● READING TEXT:
======
As clear and outward oppression is observed by on-lookers (and the audience) in this scene in Fruitvale, there is also a similar scene of a community observing–silently, powerlessly– another outright oppression and abuse in 12 Years. After finally reacting to the constant and jealous abuses of John Tibeats (solidly acted by Paul Dano) by beating him, Solomon is punished by being hanged with a noose on a tree while his toes are barely touching the ground. For a whole day until his master Ford (Benedict Cumberbatch) arrives, he stands and struggles between life and death, all the while the enslaved community goes about their chores, only staring at him for a few seconds –for fear of repercussion– with the exception of Patsy (played by now Oscar-winner Lupita Nyong'o) who only had the guts to quickly give him some water. In this scene, contrary to the above scene in Fruitvale, the audience is kept at a distance as the action plays out on a wide shot. We observe the torturous passage of time as Solomon tiptoes for his life. By keeping the audience at a distance, we are subtly reminded of the temporal and spatial distance between Solomon's reality, his context and ours.

 

Don't get me wrong; The scene is bleak, dark and gut-wrenching as time is working against Solomon. Furthermore, the inability of the others to help, adds insult to injury. The visible white supremacy throughout the film, is also active here invisibly halting anyone from even observing, yet alone helping Solomon–except for Patsy. True power of 12 Years lies in underscoring the psychological damage and oppression slavery caused for centuries. Scenes like forceful dancing, daily cotton reports, denial of one's own identity or knowledge, and montages displaying slow passage of torturous time create more of an impact than scenes of outright violence such as rape or beating.
======
● WHAT IS REQUIRED: Reproduce the film analysis word for word.

● GIVEN INFORMATION:
======
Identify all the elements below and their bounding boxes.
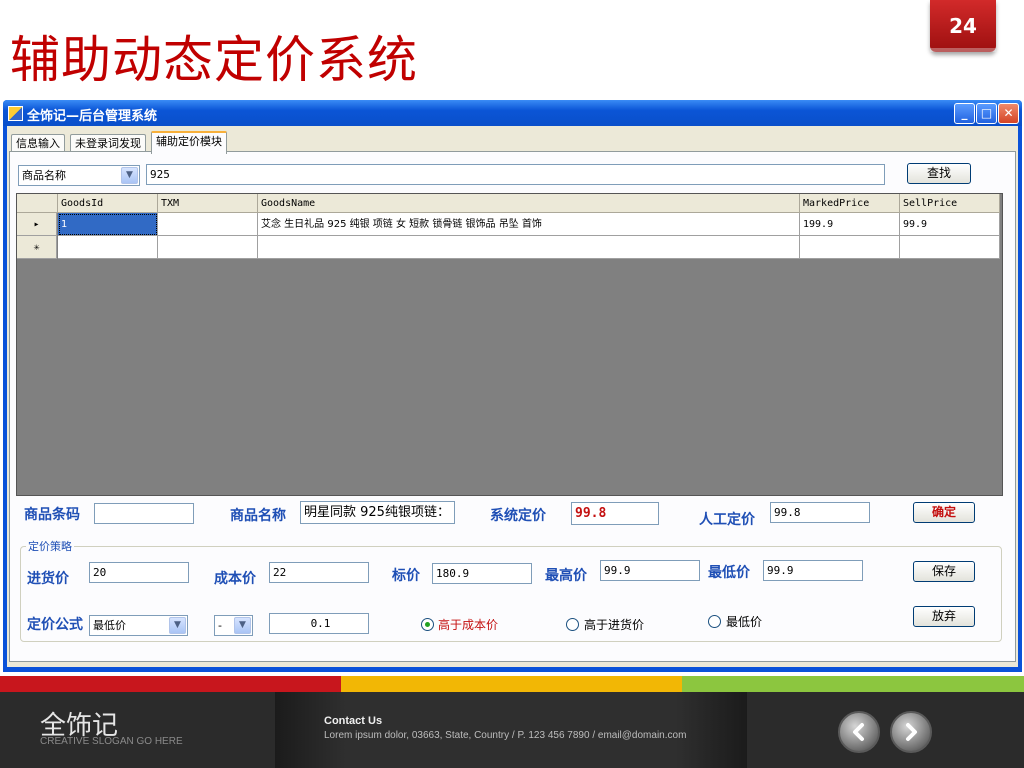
======
● IN RESPONSE:
As clear and outward oppression is observed by on-lookers (and the audience) in this scene in Fruitvale, there is also a similar scene of a community observing–silently, powerlessly– another outright oppression and abuse in 12 Years. After finally reacting to the constant and jealous abuses of John Tibeats (solidly acted by Paul Dano) by beating him, Solomon is punished by being hanged with a noose on a tree while his toes are barely touching the ground. For a whole day until his master Ford (Benedict Cumberbatch) arrives, he stands and struggles between life and death, all the while the enslaved community goes about their chores, only staring at him for a few seconds –for fear of repercussion– with the exception of Patsy (played by now Oscar-winner Lupita Nyong'o) who only had the guts to quickly give him some water. In this scene, contrary to the above scene in Fruitvale, the audience is kept at a distance as the action plays out on a wide shot. We observe the torturous passage of time as Solomon tiptoes for his life. By keeping the audience at a distance, we are subtly reminded of the temporal and spatial distance between Solomon's reality, his context and ours.

 

Don't get me wrong; The scene is bleak, dark and gut-wrenching as time is working against Solomon. Furthermore, the inability of the others to help, adds insult to injury. The visible white supremacy throughout the film, is also active here invisibly halting anyone from even observing, yet alone helping Solomon–except for Patsy. True power of 12 Years lies in underscoring the psychological damage and oppression slavery caused for centuries. Scenes like forceful dancing, daily cotton reports, denial of one's own identity or knowledge, and montages displaying slow passage of torturous time create more of an impact than scenes of outright violence such as rape or beating.